[Data extracted from a collection]
──────────
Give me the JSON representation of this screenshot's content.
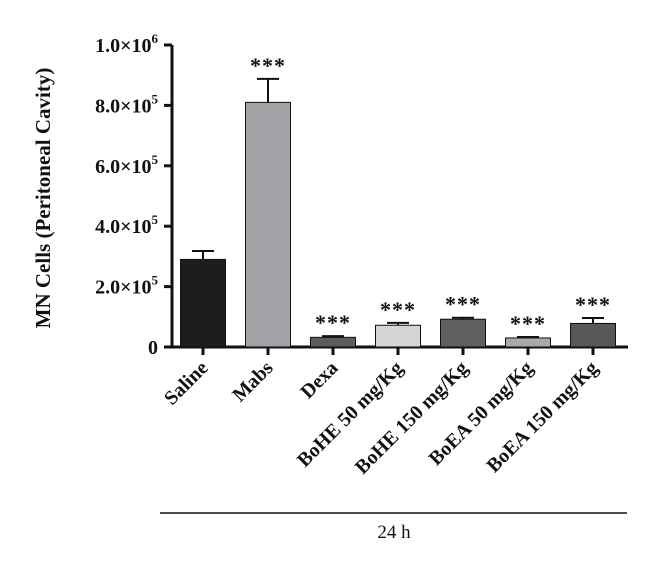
{
  "chart_data": {
    "type": "bar",
    "ylabel": "MN Cells (Peritoneal Cavity)",
    "ylim": [
      0,
      1000000
    ],
    "yticks": [
      {
        "value": 0,
        "label": "0",
        "exp": ""
      },
      {
        "value": 200000,
        "label": "2.0×10",
        "exp": "5"
      },
      {
        "value": 400000,
        "label": "4.0×10",
        "exp": "5"
      },
      {
        "value": 600000,
        "label": "6.0×10",
        "exp": "5"
      },
      {
        "value": 800000,
        "label": "8.0×10",
        "exp": "5"
      },
      {
        "value": 1000000,
        "label": "1.0×10",
        "exp": "6"
      }
    ],
    "categories": [
      "Saline",
      "Mabs",
      "Dexa",
      "BoHE 50 mg/Kg",
      "BoHE 150 mg/Kg",
      "BoEA 50 mg/Kg",
      "BoEA 150 mg/Kg"
    ],
    "values": [
      290000,
      810000,
      32000,
      72000,
      92000,
      30000,
      78000
    ],
    "errors": [
      28000,
      78000,
      4000,
      8000,
      5000,
      3000,
      18000
    ],
    "significance": [
      "",
      "***",
      "***",
      "***",
      "***",
      "***",
      "***"
    ],
    "bar_colors": [
      "#1c1e1c",
      "#a3a1a5",
      "#5c5c5e",
      "#d5d4d2",
      "#5f5f61",
      "#a9a8aa",
      "#58585a"
    ],
    "group_label": "24 h"
  }
}
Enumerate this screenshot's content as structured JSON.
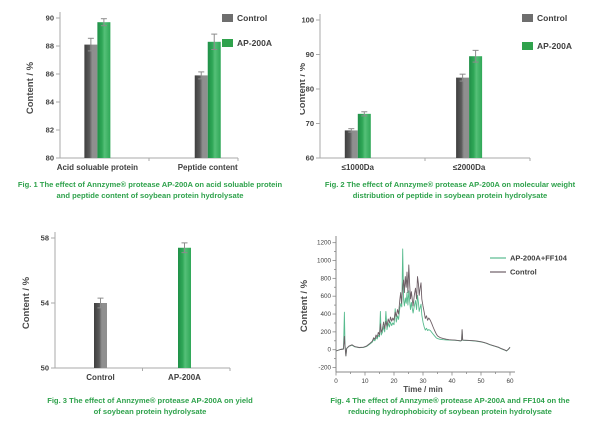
{
  "page": {
    "background": "#ffffff"
  },
  "colors": {
    "accent_green": "#2fa24c",
    "bar_gray_dark": "#3f3f3f",
    "bar_gray_mid": "#5a5a5a",
    "bar_gray_light": "#8f8f8f",
    "bar_green_dark": "#1f8f47",
    "bar_green_mid": "#2fa757",
    "bar_green_light": "#55c078",
    "legend_gray": "#6e6e6e",
    "legend_green": "#2fa24c",
    "line_green": "#58bb8e",
    "line_gray": "#6e5f66",
    "axis": "#aaaaaa",
    "tick_text": "#3f3f3f",
    "label_text": "#4a4a4a",
    "error_bar": "#8c8c8c"
  },
  "chart_data": [
    {
      "type": "bar",
      "caption": "Fig. 1  The effect of Annzyme® protease AP-200A on acid soluable protein and peptide content of soybean protein hydrolysate",
      "ylabel": "Content / %",
      "ylim": [
        80,
        90
      ],
      "ytick_step": 2,
      "grid": false,
      "legend_position": "right",
      "categories": [
        "Acid soluable protein",
        "Peptide content"
      ],
      "series": [
        {
          "name": "Control",
          "color": "gray",
          "values": [
            88.1,
            85.9
          ],
          "errors": [
            0.45,
            0.25
          ]
        },
        {
          "name": "AP-200A",
          "color": "green",
          "values": [
            89.7,
            88.3
          ],
          "errors": [
            0.25,
            0.55
          ]
        }
      ]
    },
    {
      "type": "bar",
      "caption": "Fig. 2  The effect of Annzyme® protease AP-200A on molecular weight distribution of peptide in soybean protein hydrolysate",
      "ylabel": "Content / %",
      "ylim": [
        60,
        100
      ],
      "ytick_step": 10,
      "grid": false,
      "legend_position": "right",
      "categories": [
        "≤1000Da",
        "≤2000Da"
      ],
      "series": [
        {
          "name": "Control",
          "color": "gray",
          "values": [
            68.0,
            83.3
          ],
          "errors": [
            0.5,
            1.0
          ]
        },
        {
          "name": "AP-200A",
          "color": "green",
          "values": [
            72.8,
            89.5
          ],
          "errors": [
            0.6,
            1.7
          ]
        }
      ]
    },
    {
      "type": "bar",
      "caption": "Fig. 3  The effect of Annzyme® protease AP-200A on yield of soybean protein hydrolysate",
      "ylabel": "Content / %",
      "ylim": [
        50,
        58
      ],
      "ytick_step": 4,
      "grid": false,
      "legend_position": "none",
      "categories": [
        "Control",
        "AP-200A"
      ],
      "values": [
        54.0,
        57.4
      ],
      "errors": [
        0.3,
        0.3
      ],
      "bar_colors": [
        "gray",
        "green"
      ]
    },
    {
      "type": "line",
      "caption": "Fig. 4  The effect of Annzyme® protease AP-200A  and FF104 on the reducing hydrophobicity of soybean protein hydrolysate",
      "ylabel": "Content / %",
      "xlabel": "Time / min",
      "xlim": [
        0,
        60
      ],
      "xtick_step": 10,
      "yticks": [
        -200,
        0,
        200,
        400,
        600,
        800,
        1000,
        1200
      ],
      "ylim": [
        -250,
        1230
      ],
      "legend_position": "right",
      "series": [
        {
          "name": "AP-200A+FF104",
          "color": "line_green",
          "points": [
            [
              0,
              -15
            ],
            [
              1.5,
              2
            ],
            [
              2.6,
              8
            ],
            [
              2.9,
              420
            ],
            [
              3.1,
              60
            ],
            [
              3.4,
              -70
            ],
            [
              3.7,
              15
            ],
            [
              4.5,
              38
            ],
            [
              5.5,
              50
            ],
            [
              6.5,
              32
            ],
            [
              8,
              22
            ],
            [
              9.5,
              26
            ],
            [
              10.5,
              36
            ],
            [
              11.5,
              58
            ],
            [
              12.5,
              85
            ],
            [
              13,
              115
            ],
            [
              13.4,
              100
            ],
            [
              13.8,
              140
            ],
            [
              14.2,
              120
            ],
            [
              14.6,
              165
            ],
            [
              15,
              145
            ],
            [
              15.3,
              430
            ],
            [
              15.6,
              165
            ],
            [
              16,
              195
            ],
            [
              16.4,
              260
            ],
            [
              16.8,
              200
            ],
            [
              17.2,
              430
            ],
            [
              17.6,
              225
            ],
            [
              18,
              300
            ],
            [
              18.4,
              255
            ],
            [
              18.8,
              310
            ],
            [
              19.2,
              270
            ],
            [
              19.6,
              300
            ],
            [
              20,
              280
            ],
            [
              20.4,
              460
            ],
            [
              20.8,
              310
            ],
            [
              21.2,
              380
            ],
            [
              21.6,
              340
            ],
            [
              22,
              470
            ],
            [
              22.4,
              520
            ],
            [
              22.7,
              480
            ],
            [
              23,
              1130
            ],
            [
              23.3,
              560
            ],
            [
              23.6,
              490
            ],
            [
              23.9,
              580
            ],
            [
              24.2,
              520
            ],
            [
              24.5,
              640
            ],
            [
              24.8,
              500
            ],
            [
              25.1,
              660
            ],
            [
              25.4,
              540
            ],
            [
              25.7,
              450
            ],
            [
              26,
              530
            ],
            [
              26.3,
              460
            ],
            [
              26.6,
              410
            ],
            [
              27,
              490
            ],
            [
              27.4,
              550
            ],
            [
              27.8,
              450
            ],
            [
              28.1,
              610
            ],
            [
              28.4,
              530
            ],
            [
              28.7,
              430
            ],
            [
              29,
              470
            ],
            [
              29.3,
              510
            ],
            [
              29.6,
              390
            ],
            [
              30,
              310
            ],
            [
              30.4,
              255
            ],
            [
              30.8,
              220
            ],
            [
              31.2,
              240
            ],
            [
              31.6,
              215
            ],
            [
              32,
              225
            ],
            [
              32.5,
              215
            ],
            [
              33,
              195
            ],
            [
              33.5,
              175
            ],
            [
              34,
              155
            ],
            [
              34.5,
              135
            ],
            [
              35,
              125
            ],
            [
              36,
              115
            ],
            [
              37,
              112
            ],
            [
              38,
              110
            ],
            [
              39,
              108
            ],
            [
              40,
              107
            ],
            [
              41,
              105
            ],
            [
              42,
              102
            ],
            [
              43,
              98
            ],
            [
              43.3,
              102
            ],
            [
              43.5,
              215
            ],
            [
              43.7,
              105
            ],
            [
              44.5,
              104
            ],
            [
              46,
              102
            ],
            [
              48,
              98
            ],
            [
              50,
              88
            ],
            [
              51,
              80
            ],
            [
              52,
              70
            ],
            [
              53,
              56
            ],
            [
              54,
              46
            ],
            [
              55,
              36
            ],
            [
              56,
              26
            ],
            [
              57,
              10
            ],
            [
              58,
              -2
            ],
            [
              58.8,
              -14
            ],
            [
              59.4,
              3
            ],
            [
              60,
              26
            ]
          ]
        },
        {
          "name": "Control",
          "color": "line_gray",
          "points": [
            [
              0,
              -15
            ],
            [
              1.5,
              2
            ],
            [
              2.6,
              8
            ],
            [
              2.9,
              150
            ],
            [
              3.1,
              40
            ],
            [
              3.4,
              -70
            ],
            [
              3.7,
              15
            ],
            [
              4.5,
              40
            ],
            [
              5.5,
              55
            ],
            [
              6.5,
              35
            ],
            [
              8,
              25
            ],
            [
              9.5,
              28
            ],
            [
              10.5,
              40
            ],
            [
              11.5,
              65
            ],
            [
              12.5,
              95
            ],
            [
              13,
              135
            ],
            [
              13.4,
              115
            ],
            [
              13.8,
              165
            ],
            [
              14.2,
              140
            ],
            [
              14.6,
              195
            ],
            [
              15,
              165
            ],
            [
              15.3,
              290
            ],
            [
              15.6,
              195
            ],
            [
              16,
              230
            ],
            [
              16.4,
              310
            ],
            [
              16.8,
              235
            ],
            [
              17.2,
              320
            ],
            [
              17.6,
              265
            ],
            [
              18,
              345
            ],
            [
              18.4,
              300
            ],
            [
              18.8,
              365
            ],
            [
              19.2,
              320
            ],
            [
              19.6,
              355
            ],
            [
              20,
              330
            ],
            [
              20.4,
              420
            ],
            [
              20.8,
              370
            ],
            [
              21.2,
              450
            ],
            [
              21.6,
              400
            ],
            [
              22,
              560
            ],
            [
              22.3,
              640
            ],
            [
              22.6,
              520
            ],
            [
              23,
              710
            ],
            [
              23.3,
              780
            ],
            [
              23.6,
              640
            ],
            [
              23.9,
              820
            ],
            [
              24.2,
              700
            ],
            [
              24.5,
              870
            ],
            [
              24.8,
              640
            ],
            [
              25.1,
              950
            ],
            [
              25.4,
              720
            ],
            [
              25.7,
              570
            ],
            [
              26,
              650
            ],
            [
              26.3,
              560
            ],
            [
              26.6,
              490
            ],
            [
              27,
              610
            ],
            [
              27.4,
              690
            ],
            [
              27.8,
              570
            ],
            [
              28.1,
              820
            ],
            [
              28.4,
              740
            ],
            [
              28.7,
              610
            ],
            [
              29,
              690
            ],
            [
              29.3,
              750
            ],
            [
              29.6,
              570
            ],
            [
              30,
              490
            ],
            [
              30.4,
              420
            ],
            [
              30.8,
              350
            ],
            [
              31.2,
              380
            ],
            [
              31.6,
              330
            ],
            [
              32,
              355
            ],
            [
              32.5,
              330
            ],
            [
              33,
              295
            ],
            [
              33.5,
              255
            ],
            [
              34,
              215
            ],
            [
              34.5,
              180
            ],
            [
              35,
              155
            ],
            [
              36,
              135
            ],
            [
              37,
              125
            ],
            [
              38,
              118
            ],
            [
              39,
              112
            ],
            [
              40,
              110
            ],
            [
              41,
              108
            ],
            [
              42,
              104
            ],
            [
              43,
              100
            ],
            [
              43.3,
              104
            ],
            [
              43.5,
              225
            ],
            [
              43.7,
              108
            ],
            [
              44.5,
              106
            ],
            [
              46,
              104
            ],
            [
              48,
              100
            ],
            [
              50,
              90
            ],
            [
              51,
              82
            ],
            [
              52,
              72
            ],
            [
              53,
              58
            ],
            [
              54,
              48
            ],
            [
              55,
              38
            ],
            [
              56,
              28
            ],
            [
              57,
              12
            ],
            [
              58,
              0
            ],
            [
              58.8,
              -12
            ],
            [
              59.4,
              5
            ],
            [
              60,
              28
            ]
          ]
        }
      ]
    }
  ]
}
──────────
Your assignment -> From the records above, tally every line that contains the string "hydrolysate"; the reply consists of that number alone.

Task result -> 4